* SOURCE DATA:
____

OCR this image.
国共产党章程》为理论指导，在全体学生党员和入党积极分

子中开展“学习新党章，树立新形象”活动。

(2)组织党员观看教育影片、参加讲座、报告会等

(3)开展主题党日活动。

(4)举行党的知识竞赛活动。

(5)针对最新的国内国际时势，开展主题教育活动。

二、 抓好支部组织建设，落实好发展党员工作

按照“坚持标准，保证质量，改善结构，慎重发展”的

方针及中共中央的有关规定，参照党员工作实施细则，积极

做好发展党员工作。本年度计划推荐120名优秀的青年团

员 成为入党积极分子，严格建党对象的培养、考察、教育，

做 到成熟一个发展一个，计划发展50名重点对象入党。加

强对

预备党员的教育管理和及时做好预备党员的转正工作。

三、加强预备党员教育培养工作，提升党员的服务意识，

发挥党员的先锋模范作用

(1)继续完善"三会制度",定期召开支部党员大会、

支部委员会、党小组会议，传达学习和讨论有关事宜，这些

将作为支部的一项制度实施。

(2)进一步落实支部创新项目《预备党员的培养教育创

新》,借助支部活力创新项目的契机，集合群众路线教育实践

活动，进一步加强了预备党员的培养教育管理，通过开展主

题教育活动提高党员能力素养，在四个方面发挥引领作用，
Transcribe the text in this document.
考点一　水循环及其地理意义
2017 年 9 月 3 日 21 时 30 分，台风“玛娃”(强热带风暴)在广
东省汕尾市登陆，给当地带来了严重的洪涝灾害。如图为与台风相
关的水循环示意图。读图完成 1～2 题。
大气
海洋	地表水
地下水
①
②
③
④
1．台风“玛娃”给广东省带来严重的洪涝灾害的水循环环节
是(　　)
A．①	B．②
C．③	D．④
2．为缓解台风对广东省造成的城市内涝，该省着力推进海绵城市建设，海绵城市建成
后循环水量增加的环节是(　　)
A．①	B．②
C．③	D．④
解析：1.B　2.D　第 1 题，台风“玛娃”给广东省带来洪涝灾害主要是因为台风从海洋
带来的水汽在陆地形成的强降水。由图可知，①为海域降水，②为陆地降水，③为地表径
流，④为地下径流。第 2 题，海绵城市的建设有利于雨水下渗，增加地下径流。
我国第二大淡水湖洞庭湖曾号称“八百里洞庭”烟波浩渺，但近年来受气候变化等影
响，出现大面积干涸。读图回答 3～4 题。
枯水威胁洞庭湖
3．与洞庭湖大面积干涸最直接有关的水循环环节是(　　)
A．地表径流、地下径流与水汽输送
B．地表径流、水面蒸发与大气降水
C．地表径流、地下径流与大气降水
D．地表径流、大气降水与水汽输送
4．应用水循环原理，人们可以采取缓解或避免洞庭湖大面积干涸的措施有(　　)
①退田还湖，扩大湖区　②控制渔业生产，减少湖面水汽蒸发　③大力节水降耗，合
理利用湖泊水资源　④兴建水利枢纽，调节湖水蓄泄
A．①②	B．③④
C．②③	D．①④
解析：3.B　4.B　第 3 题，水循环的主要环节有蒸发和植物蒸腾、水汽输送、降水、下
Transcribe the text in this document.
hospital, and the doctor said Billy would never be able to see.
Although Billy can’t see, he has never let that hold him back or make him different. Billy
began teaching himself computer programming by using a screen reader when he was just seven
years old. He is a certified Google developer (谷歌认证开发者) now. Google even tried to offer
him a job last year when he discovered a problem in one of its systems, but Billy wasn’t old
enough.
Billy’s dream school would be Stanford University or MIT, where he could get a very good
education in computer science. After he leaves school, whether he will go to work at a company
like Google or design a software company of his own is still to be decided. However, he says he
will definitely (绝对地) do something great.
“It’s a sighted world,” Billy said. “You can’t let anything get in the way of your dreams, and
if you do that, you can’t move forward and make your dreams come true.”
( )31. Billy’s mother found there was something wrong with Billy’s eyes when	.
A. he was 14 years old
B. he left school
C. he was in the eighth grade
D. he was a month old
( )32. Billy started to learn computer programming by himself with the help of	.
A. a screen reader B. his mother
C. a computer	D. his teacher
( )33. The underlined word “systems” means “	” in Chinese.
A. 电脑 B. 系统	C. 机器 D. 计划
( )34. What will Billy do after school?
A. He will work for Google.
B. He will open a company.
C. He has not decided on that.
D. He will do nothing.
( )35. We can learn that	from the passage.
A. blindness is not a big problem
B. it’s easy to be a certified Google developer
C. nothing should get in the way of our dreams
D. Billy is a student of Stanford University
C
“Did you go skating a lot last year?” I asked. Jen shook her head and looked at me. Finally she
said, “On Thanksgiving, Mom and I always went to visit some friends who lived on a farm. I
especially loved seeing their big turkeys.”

____

Find the number of lines in which the word "University" occurs, and write nothing but that number.

2